Given exercise: Locate every line in the records below that holds the word "firstname" and return each one.

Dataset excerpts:

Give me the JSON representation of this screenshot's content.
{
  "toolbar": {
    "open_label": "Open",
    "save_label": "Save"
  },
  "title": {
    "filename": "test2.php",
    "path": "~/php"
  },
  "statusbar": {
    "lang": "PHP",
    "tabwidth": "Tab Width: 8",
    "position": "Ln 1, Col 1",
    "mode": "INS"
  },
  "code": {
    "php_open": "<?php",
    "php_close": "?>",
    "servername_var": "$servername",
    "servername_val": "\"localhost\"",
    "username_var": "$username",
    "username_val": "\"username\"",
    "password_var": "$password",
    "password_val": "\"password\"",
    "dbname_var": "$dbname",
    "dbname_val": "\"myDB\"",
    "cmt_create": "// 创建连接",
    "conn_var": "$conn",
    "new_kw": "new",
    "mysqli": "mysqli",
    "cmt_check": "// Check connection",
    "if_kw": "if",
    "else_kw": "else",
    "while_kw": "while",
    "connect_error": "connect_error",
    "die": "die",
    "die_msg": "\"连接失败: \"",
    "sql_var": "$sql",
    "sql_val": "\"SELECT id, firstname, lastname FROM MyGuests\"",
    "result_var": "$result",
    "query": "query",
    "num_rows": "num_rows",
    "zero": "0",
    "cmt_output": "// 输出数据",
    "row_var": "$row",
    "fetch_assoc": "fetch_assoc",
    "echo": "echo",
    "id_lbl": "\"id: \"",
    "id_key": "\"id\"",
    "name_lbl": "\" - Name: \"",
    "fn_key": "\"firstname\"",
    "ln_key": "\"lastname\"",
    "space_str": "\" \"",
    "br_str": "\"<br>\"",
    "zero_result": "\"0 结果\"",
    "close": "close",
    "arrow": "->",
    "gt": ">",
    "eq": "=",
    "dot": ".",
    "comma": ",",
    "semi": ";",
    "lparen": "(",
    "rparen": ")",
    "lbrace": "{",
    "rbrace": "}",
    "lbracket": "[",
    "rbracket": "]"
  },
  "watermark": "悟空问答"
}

Answer:
    "sql_val": "\"SELECT id, firstname, lastname FROM MyGuests\"",
    "fn_key": "\"firstname\"",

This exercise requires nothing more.